***** DATA PROVIDED *****

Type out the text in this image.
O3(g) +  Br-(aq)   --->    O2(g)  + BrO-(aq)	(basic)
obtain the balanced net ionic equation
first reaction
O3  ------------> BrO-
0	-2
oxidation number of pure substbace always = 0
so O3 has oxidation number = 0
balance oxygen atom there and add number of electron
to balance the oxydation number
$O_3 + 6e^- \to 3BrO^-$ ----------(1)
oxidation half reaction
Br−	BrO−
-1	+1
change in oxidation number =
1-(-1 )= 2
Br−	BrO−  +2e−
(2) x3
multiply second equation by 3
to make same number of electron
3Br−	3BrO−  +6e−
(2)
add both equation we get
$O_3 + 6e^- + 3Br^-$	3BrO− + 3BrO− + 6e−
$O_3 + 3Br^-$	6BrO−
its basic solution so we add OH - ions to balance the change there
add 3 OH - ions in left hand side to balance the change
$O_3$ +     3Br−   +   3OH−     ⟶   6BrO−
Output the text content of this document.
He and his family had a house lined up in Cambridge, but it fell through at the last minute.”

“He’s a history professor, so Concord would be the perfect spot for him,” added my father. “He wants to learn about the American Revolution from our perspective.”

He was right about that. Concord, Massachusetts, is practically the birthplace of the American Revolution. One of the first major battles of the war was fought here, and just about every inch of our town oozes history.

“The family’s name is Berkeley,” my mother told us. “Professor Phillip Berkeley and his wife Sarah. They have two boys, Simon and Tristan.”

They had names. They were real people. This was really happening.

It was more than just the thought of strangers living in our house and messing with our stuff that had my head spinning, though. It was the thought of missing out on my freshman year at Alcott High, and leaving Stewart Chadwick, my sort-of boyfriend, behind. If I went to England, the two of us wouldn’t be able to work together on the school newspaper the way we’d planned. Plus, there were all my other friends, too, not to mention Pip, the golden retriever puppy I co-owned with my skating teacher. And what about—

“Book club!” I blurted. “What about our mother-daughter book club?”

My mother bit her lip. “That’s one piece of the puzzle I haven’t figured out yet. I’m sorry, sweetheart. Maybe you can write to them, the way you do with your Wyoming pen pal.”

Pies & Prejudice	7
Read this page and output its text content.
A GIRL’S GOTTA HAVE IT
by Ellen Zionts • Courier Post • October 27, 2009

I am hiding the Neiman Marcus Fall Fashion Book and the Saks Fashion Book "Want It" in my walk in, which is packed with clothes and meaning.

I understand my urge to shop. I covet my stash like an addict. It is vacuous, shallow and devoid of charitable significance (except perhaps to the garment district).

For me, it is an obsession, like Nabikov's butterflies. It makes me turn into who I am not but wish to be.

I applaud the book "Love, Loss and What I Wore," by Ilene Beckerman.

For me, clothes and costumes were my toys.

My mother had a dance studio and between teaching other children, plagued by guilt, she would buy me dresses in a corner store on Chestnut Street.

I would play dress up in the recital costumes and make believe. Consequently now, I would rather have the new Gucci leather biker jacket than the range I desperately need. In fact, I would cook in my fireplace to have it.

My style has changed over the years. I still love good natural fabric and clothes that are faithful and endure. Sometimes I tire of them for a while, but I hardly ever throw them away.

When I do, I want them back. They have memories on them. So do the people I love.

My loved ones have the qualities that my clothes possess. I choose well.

*****

> _WORK REQUIRED_: Exactly reproduce every line of the records.

> _THE REPLY_:
Type out the text in this image.
O3(g) +  Br-(aq)   --->    O2(g)  + BrO-(aq)	(basic)
obtain the balanced net ionic equation
first reaction
O3  ------------> BrO-
0	-2
oxidation number of pure substbace always = 0
so O3 has oxidation number = 0
balance oxygen atom there and add number of electron
to balance the oxydation number
$O_3 + 6e^- \to 3BrO^-$ ----------(1)
oxidation half reaction
Br−	BrO−
-1	+1
change in oxidation number =
1-(-1 )= 2
Br−	BrO−  +2e−
(2) x3
multiply second equation by 3
to make same number of electron
3Br−	3BrO−  +6e−
(2)
add both equation we get
$O_3 + 6e^- + 3Br^-$	3BrO− + 3BrO− + 6e−
$O_3 + 3Br^-$	6BrO−
its basic solution so we add OH - ions to balance the change there
add 3 OH - ions in left hand side to balance the change
$O_3$ +     3Br−   +   3OH−     ⟶   6BrO−
Output the text content of this document.
He and his family had a house lined up in Cambridge, but it fell through at the last minute.”

“He’s a history professor, so Concord would be the perfect spot for him,” added my father. “He wants to learn about the American Revolution from our perspective.”

He was right about that. Concord, Massachusetts, is practically the birthplace of the American Revolution. One of the first major battles of the war was fought here, and just about every inch of our town oozes history.

“The family’s name is Berkeley,” my mother told us. “Professor Phillip Berkeley and his wife Sarah. They have two boys, Simon and Tristan.”

They had names. They were real people. This was really happening.

It was more than just the thought of strangers living in our house and messing with our stuff that had my head spinning, though. It was the thought of missing out on my freshman year at Alcott High, and leaving Stewart Chadwick, my sort-of boyfriend, behind. If I went to England, the two of us wouldn’t be able to work together on the school newspaper the way we’d planned. Plus, there were all my other friends, too, not to mention Pip, the golden retriever puppy I co-owned with my skating teacher. And what about—

“Book club!” I blurted. “What about our mother-daughter book club?”

My mother bit her lip. “That’s one piece of the puzzle I haven’t figured out yet. I’m sorry, sweetheart. Maybe you can write to them, the way you do with your Wyoming pen pal.”

Pies & Prejudice	7
Read this page and output its text content.
A GIRL’S GOTTA HAVE IT
by Ellen Zionts • Courier Post • October 27, 2009

I am hiding the Neiman Marcus Fall Fashion Book and the Saks Fashion Book "Want It" in my walk in, which is packed with clothes and meaning.

I understand my urge to shop. I covet my stash like an addict. It is vacuous, shallow and devoid of charitable significance (except perhaps to the garment district).

For me, it is an obsession, like Nabikov's butterflies. It makes me turn into who I am not but wish to be.

I applaud the book "Love, Loss and What I Wore," by Ilene Beckerman.

For me, clothes and costumes were my toys.

My mother had a dance studio and between teaching other children, plagued by guilt, she would buy me dresses in a corner store on Chestnut Street.

I would play dress up in the recital costumes and make believe. Consequently now, I would rather have the new Gucci leather biker jacket than the range I desperately need. In fact, I would cook in my fireplace to have it.

My style has changed over the years. I still love good natural fabric and clothes that are faithful and endure. Sometimes I tire of them for a while, but I hardly ever throw them away.

When I do, I want them back. They have memories on them. So do the people I love.

My loved ones have the qualities that my clothes possess. I choose well.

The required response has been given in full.